Start Listing
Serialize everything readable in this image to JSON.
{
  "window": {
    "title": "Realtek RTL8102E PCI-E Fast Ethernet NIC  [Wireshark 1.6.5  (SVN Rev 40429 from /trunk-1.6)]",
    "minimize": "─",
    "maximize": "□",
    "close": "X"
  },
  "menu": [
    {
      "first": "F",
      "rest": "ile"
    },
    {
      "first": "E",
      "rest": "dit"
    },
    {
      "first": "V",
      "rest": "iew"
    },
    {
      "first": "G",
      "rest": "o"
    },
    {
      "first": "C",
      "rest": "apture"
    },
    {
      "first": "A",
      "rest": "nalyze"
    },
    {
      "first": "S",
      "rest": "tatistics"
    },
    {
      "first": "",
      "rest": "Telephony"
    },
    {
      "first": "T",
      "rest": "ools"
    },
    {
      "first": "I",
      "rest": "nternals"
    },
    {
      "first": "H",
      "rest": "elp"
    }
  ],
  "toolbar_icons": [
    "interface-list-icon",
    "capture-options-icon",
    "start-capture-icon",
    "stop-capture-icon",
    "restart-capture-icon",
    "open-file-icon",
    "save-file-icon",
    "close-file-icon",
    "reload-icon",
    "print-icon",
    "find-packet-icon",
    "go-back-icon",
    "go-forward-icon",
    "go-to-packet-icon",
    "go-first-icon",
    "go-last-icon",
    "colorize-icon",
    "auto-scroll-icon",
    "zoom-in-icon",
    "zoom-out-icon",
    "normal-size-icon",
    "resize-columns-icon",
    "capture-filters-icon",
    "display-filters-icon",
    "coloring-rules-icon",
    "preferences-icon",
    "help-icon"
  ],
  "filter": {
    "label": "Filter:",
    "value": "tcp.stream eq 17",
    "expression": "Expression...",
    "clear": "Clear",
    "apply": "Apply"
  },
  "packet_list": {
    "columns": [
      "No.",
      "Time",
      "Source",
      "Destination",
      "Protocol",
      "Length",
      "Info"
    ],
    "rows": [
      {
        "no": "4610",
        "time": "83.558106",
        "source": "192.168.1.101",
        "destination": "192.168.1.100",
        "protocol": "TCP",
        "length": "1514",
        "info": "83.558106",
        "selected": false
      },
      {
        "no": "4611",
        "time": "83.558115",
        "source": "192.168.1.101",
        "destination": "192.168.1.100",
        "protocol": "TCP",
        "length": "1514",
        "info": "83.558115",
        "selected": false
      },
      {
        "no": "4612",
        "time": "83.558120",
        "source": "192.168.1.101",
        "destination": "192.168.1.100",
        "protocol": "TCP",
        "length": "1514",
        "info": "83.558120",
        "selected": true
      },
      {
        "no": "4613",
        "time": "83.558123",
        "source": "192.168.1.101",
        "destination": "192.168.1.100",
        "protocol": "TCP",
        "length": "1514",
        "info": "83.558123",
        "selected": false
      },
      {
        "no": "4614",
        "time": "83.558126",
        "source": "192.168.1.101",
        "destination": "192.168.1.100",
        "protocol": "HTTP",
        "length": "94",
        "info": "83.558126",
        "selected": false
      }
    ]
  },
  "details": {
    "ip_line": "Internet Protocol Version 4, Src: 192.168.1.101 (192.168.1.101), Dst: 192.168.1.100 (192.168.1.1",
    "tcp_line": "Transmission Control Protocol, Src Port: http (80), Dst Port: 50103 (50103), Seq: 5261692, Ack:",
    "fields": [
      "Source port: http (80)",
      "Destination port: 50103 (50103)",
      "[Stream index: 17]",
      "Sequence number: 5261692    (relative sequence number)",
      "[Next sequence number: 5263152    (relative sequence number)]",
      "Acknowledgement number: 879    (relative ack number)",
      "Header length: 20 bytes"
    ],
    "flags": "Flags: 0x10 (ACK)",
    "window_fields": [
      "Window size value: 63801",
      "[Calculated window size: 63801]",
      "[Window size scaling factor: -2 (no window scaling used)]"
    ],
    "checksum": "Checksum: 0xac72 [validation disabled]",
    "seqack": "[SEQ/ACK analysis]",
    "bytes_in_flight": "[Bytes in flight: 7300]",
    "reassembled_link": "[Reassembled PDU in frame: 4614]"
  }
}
End Listing
*What you need to do:*
Every entry must be output again, exactly as written above.

*Solution to this task:*
Serialize everything readable in this image to JSON.
{
  "window": {
    "title": "Realtek RTL8102E PCI-E Fast Ethernet NIC  [Wireshark 1.6.5  (SVN Rev 40429 from /trunk-1.6)]",
    "minimize": "─",
    "maximize": "□",
    "close": "X"
  },
  "menu": [
    {
      "first": "F",
      "rest": "ile"
    },
    {
      "first": "E",
      "rest": "dit"
    },
    {
      "first": "V",
      "rest": "iew"
    },
    {
      "first": "G",
      "rest": "o"
    },
    {
      "first": "C",
      "rest": "apture"
    },
    {
      "first": "A",
      "rest": "nalyze"
    },
    {
      "first": "S",
      "rest": "tatistics"
    },
    {
      "first": "",
      "rest": "Telephony"
    },
    {
      "first": "T",
      "rest": "ools"
    },
    {
      "first": "I",
      "rest": "nternals"
    },
    {
      "first": "H",
      "rest": "elp"
    }
  ],
  "toolbar_icons": [
    "interface-list-icon",
    "capture-options-icon",
    "start-capture-icon",
    "stop-capture-icon",
    "restart-capture-icon",
    "open-file-icon",
    "save-file-icon",
    "close-file-icon",
    "reload-icon",
    "print-icon",
    "find-packet-icon",
    "go-back-icon",
    "go-forward-icon",
    "go-to-packet-icon",
    "go-first-icon",
    "go-last-icon",
    "colorize-icon",
    "auto-scroll-icon",
    "zoom-in-icon",
    "zoom-out-icon",
    "normal-size-icon",
    "resize-columns-icon",
    "capture-filters-icon",
    "display-filters-icon",
    "coloring-rules-icon",
    "preferences-icon",
    "help-icon"
  ],
  "filter": {
    "label": "Filter:",
    "value": "tcp.stream eq 17",
    "expression": "Expression...",
    "clear": "Clear",
    "apply": "Apply"
  },
  "packet_list": {
    "columns": [
      "No.",
      "Time",
      "Source",
      "Destination",
      "Protocol",
      "Length",
      "Info"
    ],
    "rows": [
      {
        "no": "4610",
        "time": "83.558106",
        "source": "192.168.1.101",
        "destination": "192.168.1.100",
        "protocol": "TCP",
        "length": "1514",
        "info": "83.558106",
        "selected": false
      },
      {
        "no": "4611",
        "time": "83.558115",
        "source": "192.168.1.101",
        "destination": "192.168.1.100",
        "protocol": "TCP",
        "length": "1514",
        "info": "83.558115",
        "selected": false
      },
      {
        "no": "4612",
        "time": "83.558120",
        "source": "192.168.1.101",
        "destination": "192.168.1.100",
        "protocol": "TCP",
        "length": "1514",
        "info": "83.558120",
        "selected": true
      },
      {
        "no": "4613",
        "time": "83.558123",
        "source": "192.168.1.101",
        "destination": "192.168.1.100",
        "protocol": "TCP",
        "length": "1514",
        "info": "83.558123",
        "selected": false
      },
      {
        "no": "4614",
        "time": "83.558126",
        "source": "192.168.1.101",
        "destination": "192.168.1.100",
        "protocol": "HTTP",
        "length": "94",
        "info": "83.558126",
        "selected": false
      }
    ]
  },
  "details": {
    "ip_line": "Internet Protocol Version 4, Src: 192.168.1.101 (192.168.1.101), Dst: 192.168.1.100 (192.168.1.1",
    "tcp_line": "Transmission Control Protocol, Src Port: http (80), Dst Port: 50103 (50103), Seq: 5261692, Ack:",
    "fields": [
      "Source port: http (80)",
      "Destination port: 50103 (50103)",
      "[Stream index: 17]",
      "Sequence number: 5261692    (relative sequence number)",
      "[Next sequence number: 5263152    (relative sequence number)]",
      "Acknowledgement number: 879    (relative ack number)",
      "Header length: 20 bytes"
    ],
    "flags": "Flags: 0x10 (ACK)",
    "window_fields": [
      "Window size value: 63801",
      "[Calculated window size: 63801]",
      "[Window size scaling factor: -2 (no window scaling used)]"
    ],
    "checksum": "Checksum: 0xac72 [validation disabled]",
    "seqack": "[SEQ/ACK analysis]",
    "bytes_in_flight": "[Bytes in flight: 7300]",
    "reassembled_link": "[Reassembled PDU in frame: 4614]"
  }
}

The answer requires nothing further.